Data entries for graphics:
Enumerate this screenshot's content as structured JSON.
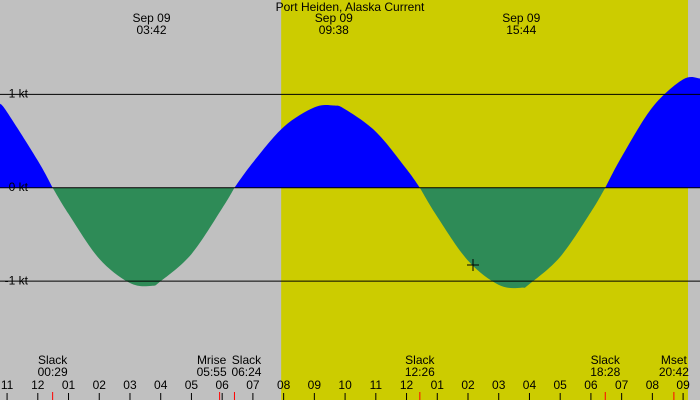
{
  "chart_data": {
    "type": "area",
    "title": "Port Heiden, Alaska Current",
    "background": "#c0c0c0",
    "shaded_ranges": [
      {
        "from": 7.92,
        "to": 21.16,
        "color": "#cccc00"
      }
    ],
    "colors": {
      "positive": "#0000ff",
      "negative": "#2e8b57"
    },
    "event_color": "#ff0000",
    "x": [
      -1.23,
      -1,
      0,
      0.483,
      1,
      2,
      3,
      3.7,
      4,
      5,
      6,
      6.4,
      7,
      8,
      9,
      9.633,
      10,
      11,
      12,
      12.433,
      13,
      14,
      15,
      15.733,
      16,
      17,
      18,
      18.467,
      19,
      20,
      21,
      21.55
    ],
    "values": [
      0.9,
      0.81,
      0.29,
      0,
      -0.28,
      -0.76,
      -1.02,
      -1.05,
      -1.0,
      -0.71,
      -0.22,
      0,
      0.27,
      0.65,
      0.86,
      0.88,
      0.84,
      0.6,
      0.2,
      0,
      -0.31,
      -0.78,
      -1.04,
      -1.07,
      -1.03,
      -0.74,
      -0.26,
      0,
      0.33,
      0.86,
      1.16,
      1.17
    ],
    "xlim": [
      -1.23,
      21.55
    ],
    "ylim": [
      -1.63,
      2.01
    ],
    "yticks": [
      {
        "value": 1,
        "label": "1 kt"
      },
      {
        "value": 0,
        "label": "0 kt"
      },
      {
        "value": -1,
        "label": "-1 kt"
      }
    ],
    "xticks": [
      {
        "value": -1,
        "label": "11"
      },
      {
        "value": 0,
        "label": "12"
      },
      {
        "value": 1,
        "label": "01"
      },
      {
        "value": 2,
        "label": "02"
      },
      {
        "value": 3,
        "label": "03"
      },
      {
        "value": 4,
        "label": "04"
      },
      {
        "value": 5,
        "label": "05"
      },
      {
        "value": 6,
        "label": "06"
      },
      {
        "value": 7,
        "label": "07"
      },
      {
        "value": 8,
        "label": "08"
      },
      {
        "value": 9,
        "label": "09"
      },
      10,
      11,
      12,
      {
        "value": 13,
        "label": "01"
      },
      {
        "value": 14,
        "label": "02"
      },
      {
        "value": 15,
        "label": "03"
      },
      {
        "value": 16,
        "label": "04"
      },
      {
        "value": 17,
        "label": "05"
      },
      {
        "value": 18,
        "label": "06"
      },
      {
        "value": 19,
        "label": "07"
      },
      {
        "value": 20,
        "label": "08"
      },
      {
        "value": 21,
        "label": "09"
      }
    ],
    "peaks": [
      {
        "date": "Sep 09",
        "time": "03:42",
        "x": 3.7
      },
      {
        "date": "Sep 09",
        "time": "09:38",
        "x": 9.633
      },
      {
        "date": "Sep 09",
        "time": "15:44",
        "x": 15.733
      }
    ],
    "events": [
      {
        "label": "Slack",
        "time": "00:29",
        "x": 0.483
      },
      {
        "label": "Mrise",
        "time": "05:55",
        "x": 5.917
      },
      {
        "label": "Slack",
        "time": "06:24",
        "x": 6.4
      },
      {
        "label": "Slack",
        "time": "12:26",
        "x": 12.433
      },
      {
        "label": "Slack",
        "time": "18:28",
        "x": 18.467
      },
      {
        "label": "Mset",
        "time": "20:42",
        "x": 20.7
      }
    ]
  }
}
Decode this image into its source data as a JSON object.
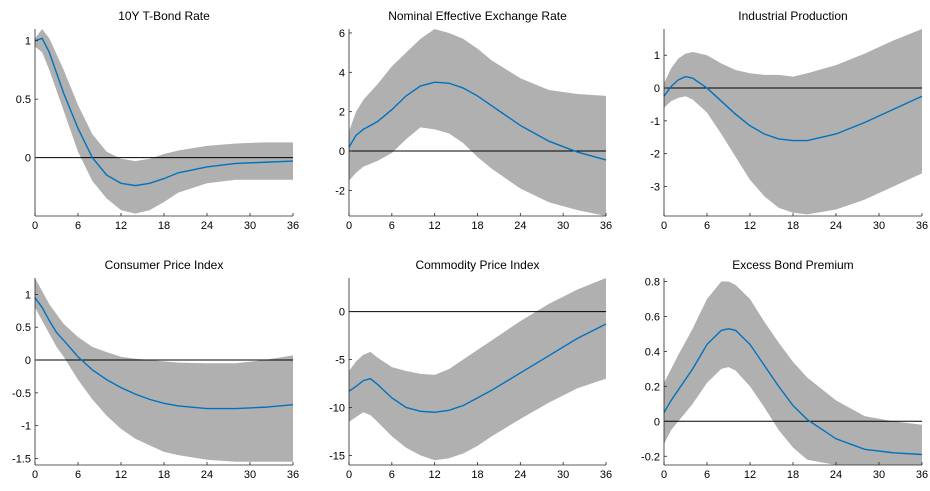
{
  "chart_data": [
    {
      "type": "area",
      "title": "10Y T-Bond Rate",
      "xlim": [
        0,
        36
      ],
      "ylim": [
        -0.5,
        1.1
      ],
      "xticks": [
        "0",
        "6",
        "12",
        "18",
        "24",
        "30",
        "36"
      ],
      "yticks": [
        "1",
        "0.5",
        "0",
        ""
      ],
      "ytick_values": [
        1,
        0.5,
        0
      ],
      "x": [
        0,
        1,
        2,
        4,
        6,
        8,
        10,
        12,
        14,
        16,
        18,
        20,
        24,
        28,
        32,
        36
      ],
      "median": [
        1.0,
        1.02,
        0.9,
        0.55,
        0.25,
        0.0,
        -0.15,
        -0.22,
        -0.24,
        -0.22,
        -0.18,
        -0.13,
        -0.08,
        -0.05,
        -0.04,
        -0.03
      ],
      "lower": [
        0.95,
        0.9,
        0.75,
        0.4,
        0.05,
        -0.2,
        -0.35,
        -0.45,
        -0.48,
        -0.45,
        -0.38,
        -0.3,
        -0.22,
        -0.19,
        -0.19,
        -0.19
      ],
      "upper": [
        1.02,
        1.1,
        1.02,
        0.75,
        0.45,
        0.2,
        0.05,
        -0.01,
        -0.03,
        -0.01,
        0.03,
        0.06,
        0.1,
        0.12,
        0.13,
        0.13
      ],
      "zero_line": 0
    },
    {
      "type": "area",
      "title": "Nominal Effective Exchange Rate",
      "xlim": [
        0,
        36
      ],
      "ylim": [
        -3.3,
        6.2
      ],
      "xticks": [
        "0",
        "6",
        "12",
        "18",
        "24",
        "30",
        "36"
      ],
      "yticks": [
        "6",
        "4",
        "2",
        "0",
        "-2"
      ],
      "ytick_values": [
        6,
        4,
        2,
        0,
        -2
      ],
      "x": [
        0,
        1,
        2,
        4,
        6,
        8,
        10,
        12,
        14,
        16,
        18,
        20,
        24,
        28,
        32,
        36
      ],
      "median": [
        0.2,
        0.8,
        1.1,
        1.5,
        2.1,
        2.8,
        3.3,
        3.5,
        3.45,
        3.2,
        2.8,
        2.3,
        1.3,
        0.5,
        -0.05,
        -0.45
      ],
      "lower": [
        -1.5,
        -1.1,
        -0.8,
        -0.5,
        -0.1,
        0.6,
        1.2,
        1.1,
        0.9,
        0.4,
        -0.3,
        -0.9,
        -1.9,
        -2.6,
        -3.0,
        -3.3
      ],
      "upper": [
        1.0,
        2.0,
        2.6,
        3.4,
        4.3,
        5.0,
        5.7,
        6.2,
        6.0,
        5.7,
        5.2,
        4.6,
        3.7,
        3.1,
        2.9,
        2.8
      ],
      "zero_line": 0
    },
    {
      "type": "area",
      "title": "Industrial Production",
      "xlim": [
        0,
        36
      ],
      "ylim": [
        -3.9,
        1.8
      ],
      "xticks": [
        "0",
        "6",
        "12",
        "18",
        "24",
        "30",
        "36"
      ],
      "yticks": [
        "1",
        "0",
        "-1",
        "-2",
        "-3"
      ],
      "ytick_values": [
        1,
        0,
        -1,
        -2,
        -3
      ],
      "x": [
        0,
        1,
        2,
        3,
        4,
        6,
        8,
        10,
        12,
        14,
        16,
        18,
        20,
        24,
        28,
        32,
        36
      ],
      "median": [
        -0.25,
        0.05,
        0.25,
        0.35,
        0.3,
        0.0,
        -0.4,
        -0.8,
        -1.15,
        -1.4,
        -1.55,
        -1.6,
        -1.6,
        -1.4,
        -1.05,
        -0.65,
        -0.25
      ],
      "lower": [
        -0.6,
        -0.4,
        -0.3,
        -0.25,
        -0.35,
        -0.75,
        -1.4,
        -2.1,
        -2.8,
        -3.3,
        -3.65,
        -3.8,
        -3.85,
        -3.7,
        -3.4,
        -3.0,
        -2.6
      ],
      "upper": [
        0.15,
        0.6,
        0.9,
        1.05,
        1.1,
        1.0,
        0.75,
        0.55,
        0.45,
        0.4,
        0.4,
        0.35,
        0.45,
        0.7,
        1.05,
        1.45,
        1.8
      ],
      "zero_line": 0
    },
    {
      "type": "area",
      "title": "Consumer Price Index",
      "xlim": [
        0,
        36
      ],
      "ylim": [
        -1.6,
        1.25
      ],
      "xticks": [
        "0",
        "6",
        "12",
        "18",
        "24",
        "30",
        "36"
      ],
      "yticks": [
        "1",
        "0.5",
        "0",
        "-0.5",
        "-1",
        "-1.5"
      ],
      "ytick_values": [
        1,
        0.5,
        0,
        -0.5,
        -1,
        -1.5
      ],
      "x": [
        0,
        1,
        2,
        3,
        4,
        6,
        8,
        10,
        12,
        14,
        16,
        18,
        20,
        24,
        28,
        32,
        36
      ],
      "median": [
        0.95,
        0.8,
        0.6,
        0.42,
        0.3,
        0.05,
        -0.15,
        -0.3,
        -0.42,
        -0.52,
        -0.6,
        -0.66,
        -0.7,
        -0.74,
        -0.74,
        -0.72,
        -0.68
      ],
      "lower": [
        0.8,
        0.6,
        0.4,
        0.2,
        0.05,
        -0.3,
        -0.6,
        -0.85,
        -1.05,
        -1.2,
        -1.3,
        -1.4,
        -1.45,
        -1.52,
        -1.55,
        -1.55,
        -1.55
      ],
      "upper": [
        1.25,
        1.05,
        0.85,
        0.7,
        0.55,
        0.35,
        0.2,
        0.12,
        0.05,
        0.02,
        0.0,
        -0.02,
        -0.04,
        -0.05,
        -0.05,
        0.0,
        0.07
      ],
      "zero_line": 0
    },
    {
      "type": "area",
      "title": "Commodity Price Index",
      "xlim": [
        0,
        36
      ],
      "ylim": [
        -16,
        3.5
      ],
      "xticks": [
        "0",
        "6",
        "12",
        "18",
        "24",
        "30",
        "36"
      ],
      "yticks": [
        "0",
        "-5",
        "-10",
        "-15"
      ],
      "ytick_values": [
        0,
        -5,
        -10,
        -15
      ],
      "x": [
        0,
        1,
        2,
        3,
        4,
        6,
        8,
        10,
        12,
        14,
        16,
        18,
        20,
        24,
        28,
        32,
        36
      ],
      "median": [
        -8.3,
        -7.8,
        -7.2,
        -7.0,
        -7.6,
        -9.0,
        -10.0,
        -10.4,
        -10.5,
        -10.3,
        -9.8,
        -9.0,
        -8.2,
        -6.4,
        -4.6,
        -2.8,
        -1.3
      ],
      "lower": [
        -11.5,
        -11.0,
        -10.5,
        -10.8,
        -11.5,
        -13.0,
        -14.2,
        -15.0,
        -15.5,
        -15.3,
        -14.8,
        -14.0,
        -13.0,
        -11.2,
        -9.5,
        -8.0,
        -7.0
      ],
      "upper": [
        -6.2,
        -5.2,
        -4.5,
        -4.2,
        -4.8,
        -5.8,
        -6.2,
        -6.5,
        -6.6,
        -6.0,
        -5.0,
        -4.0,
        -3.0,
        -1.0,
        0.8,
        2.3,
        3.5
      ],
      "zero_line": 0
    },
    {
      "type": "area",
      "title": "Excess Bond Premium",
      "xlim": [
        0,
        36
      ],
      "ylim": [
        -0.25,
        0.82
      ],
      "xticks": [
        "0",
        "6",
        "12",
        "18",
        "24",
        "30",
        "36"
      ],
      "yticks": [
        "0.8",
        "0.6",
        "0.4",
        "0.2",
        "0",
        "-0.2"
      ],
      "ytick_values": [
        0.8,
        0.6,
        0.4,
        0.2,
        0,
        -0.2
      ],
      "x": [
        0,
        1,
        2,
        4,
        6,
        8,
        9,
        10,
        12,
        14,
        16,
        18,
        20,
        24,
        28,
        32,
        36
      ],
      "median": [
        0.05,
        0.12,
        0.18,
        0.3,
        0.44,
        0.52,
        0.53,
        0.52,
        0.44,
        0.32,
        0.2,
        0.09,
        0.01,
        -0.1,
        -0.16,
        -0.18,
        -0.19
      ],
      "lower": [
        -0.13,
        -0.05,
        0.0,
        0.1,
        0.22,
        0.3,
        0.31,
        0.29,
        0.2,
        0.08,
        -0.05,
        -0.15,
        -0.22,
        -0.25,
        -0.25,
        -0.25,
        -0.25
      ],
      "upper": [
        0.22,
        0.3,
        0.38,
        0.53,
        0.7,
        0.8,
        0.8,
        0.78,
        0.7,
        0.57,
        0.45,
        0.34,
        0.25,
        0.12,
        0.03,
        0.0,
        -0.02
      ],
      "zero_line": 0
    }
  ],
  "style": {
    "band_color": "#b0b0b0",
    "line_color": "#0072bd",
    "zero_line_color": "#000000",
    "axis_color": "#262626",
    "text_color": "#000000"
  }
}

DIRECTIONS FOR THIS TASK: Within the data above, pick out all lines holding the word "time".

EXERCISE RESULT:
        "time": "03:42",
        "time": "09:38",
        "time": "15:44",
        "time": "00:29",
        "time": "05:55",
        "time": "06:24",
        "time": "12:26",
        "time": "18:28",
        "time": "20:42",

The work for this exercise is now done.